→ **PROBLEM DESCRIPTION**: Copy every line of the records below word for word.

→ **EXCERPTED DATA**:
Start

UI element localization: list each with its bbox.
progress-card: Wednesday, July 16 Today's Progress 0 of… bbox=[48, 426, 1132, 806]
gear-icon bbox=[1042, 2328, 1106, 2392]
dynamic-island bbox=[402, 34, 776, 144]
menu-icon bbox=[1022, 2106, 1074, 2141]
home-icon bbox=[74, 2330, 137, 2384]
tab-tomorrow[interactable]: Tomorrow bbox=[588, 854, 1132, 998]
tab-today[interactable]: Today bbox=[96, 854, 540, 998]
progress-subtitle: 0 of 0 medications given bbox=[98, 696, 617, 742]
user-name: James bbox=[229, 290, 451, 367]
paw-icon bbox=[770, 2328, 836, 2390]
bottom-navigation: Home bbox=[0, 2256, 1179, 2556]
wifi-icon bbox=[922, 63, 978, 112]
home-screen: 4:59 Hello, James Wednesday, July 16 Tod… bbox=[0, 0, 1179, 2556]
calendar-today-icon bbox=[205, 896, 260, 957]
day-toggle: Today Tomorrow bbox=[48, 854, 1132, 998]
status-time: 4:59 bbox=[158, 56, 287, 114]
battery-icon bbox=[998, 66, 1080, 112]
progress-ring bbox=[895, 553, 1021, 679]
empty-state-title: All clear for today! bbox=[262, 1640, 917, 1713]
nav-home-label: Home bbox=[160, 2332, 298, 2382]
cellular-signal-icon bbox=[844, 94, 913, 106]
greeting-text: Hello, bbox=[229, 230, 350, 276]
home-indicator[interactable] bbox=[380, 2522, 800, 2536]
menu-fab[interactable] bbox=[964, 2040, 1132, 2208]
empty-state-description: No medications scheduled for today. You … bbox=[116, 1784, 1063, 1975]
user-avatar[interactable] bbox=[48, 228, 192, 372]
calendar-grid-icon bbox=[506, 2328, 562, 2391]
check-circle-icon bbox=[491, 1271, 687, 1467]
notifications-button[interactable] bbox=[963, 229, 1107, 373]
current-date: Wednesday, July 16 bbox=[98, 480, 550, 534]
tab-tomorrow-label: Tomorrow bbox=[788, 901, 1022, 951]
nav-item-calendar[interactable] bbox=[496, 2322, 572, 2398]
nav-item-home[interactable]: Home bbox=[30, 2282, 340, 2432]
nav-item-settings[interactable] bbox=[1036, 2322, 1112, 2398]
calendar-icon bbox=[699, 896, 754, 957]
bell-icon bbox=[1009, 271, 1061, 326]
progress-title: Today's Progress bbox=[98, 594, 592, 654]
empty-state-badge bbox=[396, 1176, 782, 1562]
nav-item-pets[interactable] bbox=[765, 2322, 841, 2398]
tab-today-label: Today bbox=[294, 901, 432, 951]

End

→ **EXERCISE RESULT**:
UI element localization: list each with its bbox.
progress-card: Wednesday, July 16 Today's Progress 0 of… bbox=[48, 426, 1132, 806]
gear-icon bbox=[1042, 2328, 1106, 2392]
dynamic-island bbox=[402, 34, 776, 144]
menu-icon bbox=[1022, 2106, 1074, 2141]
home-icon bbox=[74, 2330, 137, 2384]
tab-tomorrow[interactable]: Tomorrow bbox=[588, 854, 1132, 998]
tab-today[interactable]: Today bbox=[96, 854, 540, 998]
progress-subtitle: 0 of 0 medications given bbox=[98, 696, 617, 742]
user-name: James bbox=[229, 290, 451, 367]
paw-icon bbox=[770, 2328, 836, 2390]
bottom-navigation: Home bbox=[0, 2256, 1179, 2556]
wifi-icon bbox=[922, 63, 978, 112]
home-screen: 4:59 Hello, James Wednesday, July 16 Tod… bbox=[0, 0, 1179, 2556]
calendar-today-icon bbox=[205, 896, 260, 957]
day-toggle: Today Tomorrow bbox=[48, 854, 1132, 998]
status-time: 4:59 bbox=[158, 56, 287, 114]
battery-icon bbox=[998, 66, 1080, 112]
progress-ring bbox=[895, 553, 1021, 679]
empty-state-title: All clear for today! bbox=[262, 1640, 917, 1713]
nav-home-label: Home bbox=[160, 2332, 298, 2382]
cellular-signal-icon bbox=[844, 94, 913, 106]
greeting-text: Hello, bbox=[229, 230, 350, 276]
home-indicator[interactable] bbox=[380, 2522, 800, 2536]
menu-fab[interactable] bbox=[964, 2040, 1132, 2208]
empty-state-description: No medications scheduled for today. You … bbox=[116, 1784, 1063, 1975]
user-avatar[interactable] bbox=[48, 228, 192, 372]
calendar-grid-icon bbox=[506, 2328, 562, 2391]
check-circle-icon bbox=[491, 1271, 687, 1467]
notifications-button[interactable] bbox=[963, 229, 1107, 373]
current-date: Wednesday, July 16 bbox=[98, 480, 550, 534]
tab-tomorrow-label: Tomorrow bbox=[788, 901, 1022, 951]
nav-item-calendar[interactable] bbox=[496, 2322, 572, 2398]
nav-item-home[interactable]: Home bbox=[30, 2282, 340, 2432]
nav-item-settings[interactable] bbox=[1036, 2322, 1112, 2398]
calendar-icon bbox=[699, 896, 754, 957]
bell-icon bbox=[1009, 271, 1061, 326]
progress-title: Today's Progress bbox=[98, 594, 592, 654]
empty-state-badge bbox=[396, 1176, 782, 1562]
nav-item-pets[interactable] bbox=[765, 2322, 841, 2398]
tab-today-label: Today bbox=[294, 901, 432, 951]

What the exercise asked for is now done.